#### Exercise description:
Repeat every line of the listing below exactly, minus the pictures.

#### Exercise inputs:
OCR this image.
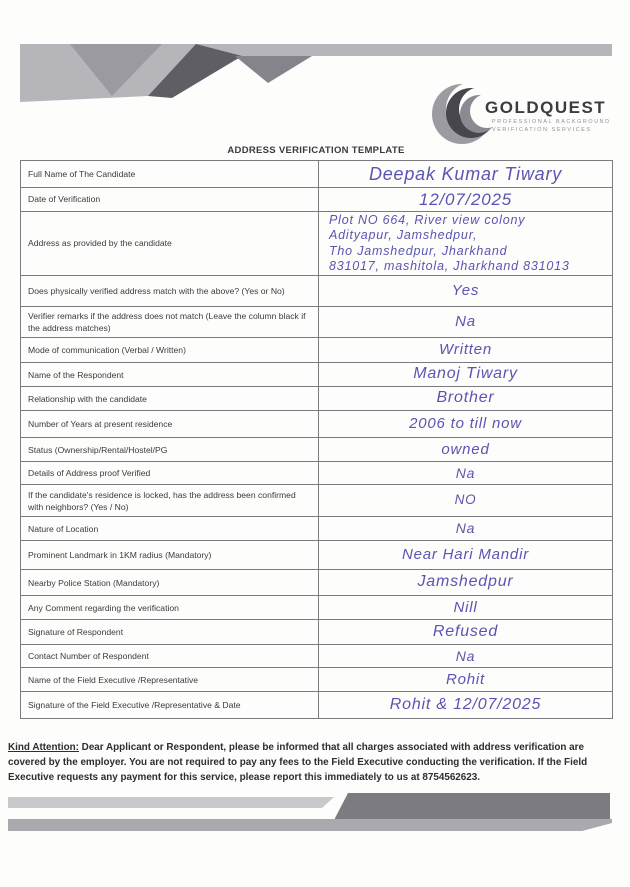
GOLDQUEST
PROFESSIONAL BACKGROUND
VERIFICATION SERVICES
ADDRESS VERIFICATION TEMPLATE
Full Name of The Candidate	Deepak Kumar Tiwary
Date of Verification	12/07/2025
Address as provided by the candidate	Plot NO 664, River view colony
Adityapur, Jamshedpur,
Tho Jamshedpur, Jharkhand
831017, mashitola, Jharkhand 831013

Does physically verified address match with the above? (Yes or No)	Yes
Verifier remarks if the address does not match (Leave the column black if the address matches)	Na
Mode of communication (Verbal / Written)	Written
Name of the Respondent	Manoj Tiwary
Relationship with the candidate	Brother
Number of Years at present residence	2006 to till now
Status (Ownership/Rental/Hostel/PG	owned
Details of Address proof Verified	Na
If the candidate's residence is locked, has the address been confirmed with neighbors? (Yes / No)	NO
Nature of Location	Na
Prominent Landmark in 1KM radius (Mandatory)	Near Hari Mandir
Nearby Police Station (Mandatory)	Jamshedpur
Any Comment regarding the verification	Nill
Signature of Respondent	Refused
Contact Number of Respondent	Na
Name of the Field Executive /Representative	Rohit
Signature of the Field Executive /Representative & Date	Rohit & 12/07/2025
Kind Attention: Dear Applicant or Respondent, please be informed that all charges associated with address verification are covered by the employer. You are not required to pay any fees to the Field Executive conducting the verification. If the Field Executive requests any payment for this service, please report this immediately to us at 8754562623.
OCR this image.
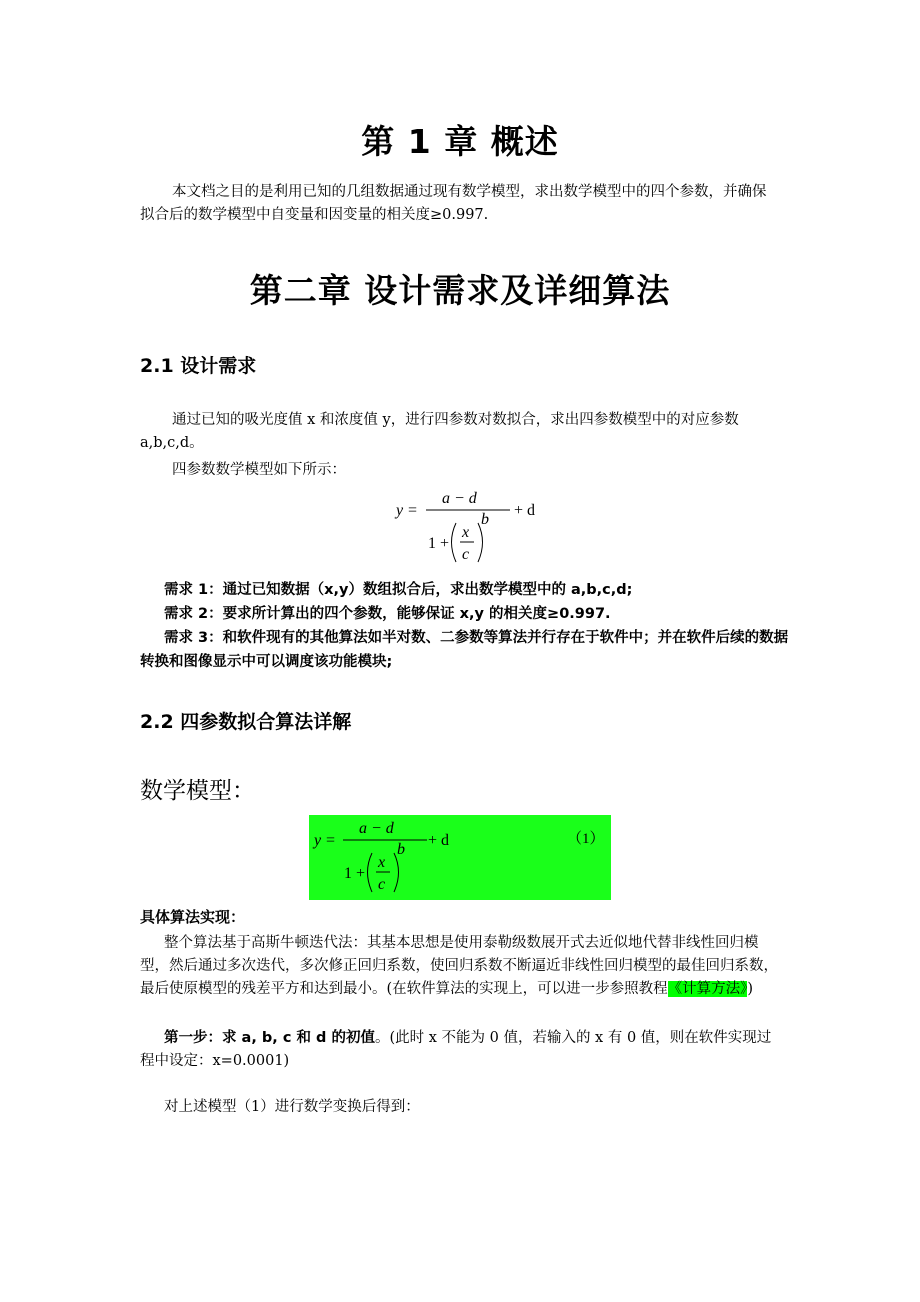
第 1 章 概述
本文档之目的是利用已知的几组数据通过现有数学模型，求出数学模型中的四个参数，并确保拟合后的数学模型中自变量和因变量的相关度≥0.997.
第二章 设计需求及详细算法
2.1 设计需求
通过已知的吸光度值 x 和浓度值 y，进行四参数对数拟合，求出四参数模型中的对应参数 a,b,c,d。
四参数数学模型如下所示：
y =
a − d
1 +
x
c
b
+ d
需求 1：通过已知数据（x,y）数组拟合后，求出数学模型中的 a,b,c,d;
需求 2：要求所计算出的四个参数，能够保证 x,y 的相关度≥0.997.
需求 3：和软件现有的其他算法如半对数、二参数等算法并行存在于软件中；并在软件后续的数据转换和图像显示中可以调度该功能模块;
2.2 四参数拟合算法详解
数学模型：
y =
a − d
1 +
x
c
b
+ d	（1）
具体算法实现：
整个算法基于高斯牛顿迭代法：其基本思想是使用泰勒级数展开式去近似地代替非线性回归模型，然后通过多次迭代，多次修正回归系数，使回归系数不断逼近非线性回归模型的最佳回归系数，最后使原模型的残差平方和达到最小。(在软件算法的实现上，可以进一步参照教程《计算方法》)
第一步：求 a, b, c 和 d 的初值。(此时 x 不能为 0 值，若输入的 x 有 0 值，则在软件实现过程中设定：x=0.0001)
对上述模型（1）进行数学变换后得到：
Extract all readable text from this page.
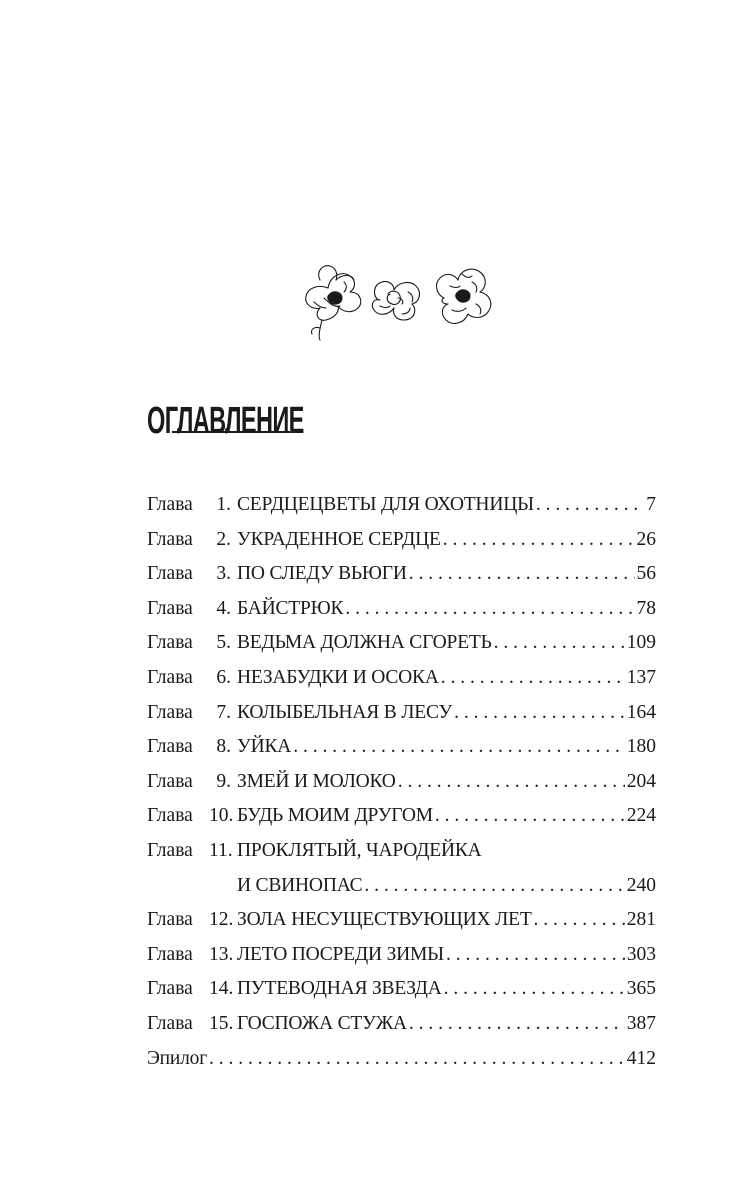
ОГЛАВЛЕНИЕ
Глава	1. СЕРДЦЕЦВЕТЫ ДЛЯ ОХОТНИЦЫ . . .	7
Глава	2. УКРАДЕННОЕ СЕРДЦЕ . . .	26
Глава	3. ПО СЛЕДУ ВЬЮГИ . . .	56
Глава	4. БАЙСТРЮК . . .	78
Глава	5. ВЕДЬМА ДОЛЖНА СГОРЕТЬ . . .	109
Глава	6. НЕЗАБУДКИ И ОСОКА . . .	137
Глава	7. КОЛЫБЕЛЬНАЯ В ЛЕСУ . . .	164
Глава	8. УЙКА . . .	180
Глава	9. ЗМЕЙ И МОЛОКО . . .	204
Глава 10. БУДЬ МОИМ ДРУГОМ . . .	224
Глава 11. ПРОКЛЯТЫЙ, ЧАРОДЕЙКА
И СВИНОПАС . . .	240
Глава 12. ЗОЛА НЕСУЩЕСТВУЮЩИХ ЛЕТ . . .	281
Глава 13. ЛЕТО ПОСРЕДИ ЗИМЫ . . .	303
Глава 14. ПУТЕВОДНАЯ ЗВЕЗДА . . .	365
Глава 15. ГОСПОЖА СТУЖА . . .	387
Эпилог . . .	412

#### In response:
OCR this image.
GOLDQUEST
PROFESSIONAL BACKGROUND
VERIFICATION SERVICES
ADDRESS VERIFICATION TEMPLATE
Full Name of The Candidate	Deepak Kumar Tiwary
Date of Verification	12/07/2025
Address as provided by the candidate	Plot NO 664, River view colony
Adityapur, Jamshedpur,
Tho Jamshedpur, Jharkhand
831017, mashitola, Jharkhand 831013

Does physically verified address match with the above? (Yes or No)	Yes
Verifier remarks if the address does not match (Leave the column black if the address matches)	Na
Mode of communication (Verbal / Written)	Written
Name of the Respondent	Manoj Tiwary
Relationship with the candidate	Brother
Number of Years at present residence	2006 to till now
Status (Ownership/Rental/Hostel/PG	owned
Details of Address proof Verified	Na
If the candidate's residence is locked, has the address been confirmed with neighbors? (Yes / No)	NO
Nature of Location	Na
Prominent Landmark in 1KM radius (Mandatory)	Near Hari Mandir
Nearby Police Station (Mandatory)	Jamshedpur
Any Comment regarding the verification	Nill
Signature of Respondent	Refused
Contact Number of Respondent	Na
Name of the Field Executive /Representative	Rohit
Signature of the Field Executive /Representative & Date	Rohit & 12/07/2025
Kind Attention: Dear Applicant or Respondent, please be informed that all charges associated with address verification are covered by the employer. You are not required to pay any fees to the Field Executive conducting the verification. If the Field Executive requests any payment for this service, please report this immediately to us at 8754562623.
OCR this image.
第 1 章 概述
本文档之目的是利用已知的几组数据通过现有数学模型，求出数学模型中的四个参数，并确保拟合后的数学模型中自变量和因变量的相关度≥0.997.
第二章 设计需求及详细算法
2.1 设计需求
通过已知的吸光度值 x 和浓度值 y，进行四参数对数拟合，求出四参数模型中的对应参数 a,b,c,d。
四参数数学模型如下所示：
y =
a − d
1 +
x
c
b
+ d
需求 1：通过已知数据（x,y）数组拟合后，求出数学模型中的 a,b,c,d;
需求 2：要求所计算出的四个参数，能够保证 x,y 的相关度≥0.997.
需求 3：和软件现有的其他算法如半对数、二参数等算法并行存在于软件中；并在软件后续的数据转换和图像显示中可以调度该功能模块;
2.2 四参数拟合算法详解
数学模型：
y =
a − d
1 +
x
c
b
+ d	（1）
具体算法实现：
整个算法基于高斯牛顿迭代法：其基本思想是使用泰勒级数展开式去近似地代替非线性回归模型，然后通过多次迭代，多次修正回归系数，使回归系数不断逼近非线性回归模型的最佳回归系数，最后使原模型的残差平方和达到最小。(在软件算法的实现上，可以进一步参照教程《计算方法》)
第一步：求 a, b, c 和 d 的初值。(此时 x 不能为 0 值，若输入的 x 有 0 值，则在软件实现过程中设定：x=0.0001)
对上述模型（1）进行数学变换后得到：
Extract all readable text from this page.
ОГЛАВЛЕНИЕ
Глава	1. СЕРДЦЕЦВЕТЫ ДЛЯ ОХОТНИЦЫ . . .	7
Глава	2. УКРАДЕННОЕ СЕРДЦЕ . . .	26
Глава	3. ПО СЛЕДУ ВЬЮГИ . . .	56
Глава	4. БАЙСТРЮК . . .	78
Глава	5. ВЕДЬМА ДОЛЖНА СГОРЕТЬ . . .	109
Глава	6. НЕЗАБУДКИ И ОСОКА . . .	137
Глава	7. КОЛЫБЕЛЬНАЯ В ЛЕСУ . . .	164
Глава	8. УЙКА . . .	180
Глава	9. ЗМЕЙ И МОЛОКО . . .	204
Глава 10. БУДЬ МОИМ ДРУГОМ . . .	224
Глава 11. ПРОКЛЯТЫЙ, ЧАРОДЕЙКА
И СВИНОПАС . . .	240
Глава 12. ЗОЛА НЕСУЩЕСТВУЮЩИХ ЛЕТ . . .	281
Глава 13. ЛЕТО ПОСРЕДИ ЗИМЫ . . .	303
Глава 14. ПУТЕВОДНАЯ ЗВЕЗДА . . .	365
Глава 15. ГОСПОЖА СТУЖА . . .	387
Эпилог . . .	412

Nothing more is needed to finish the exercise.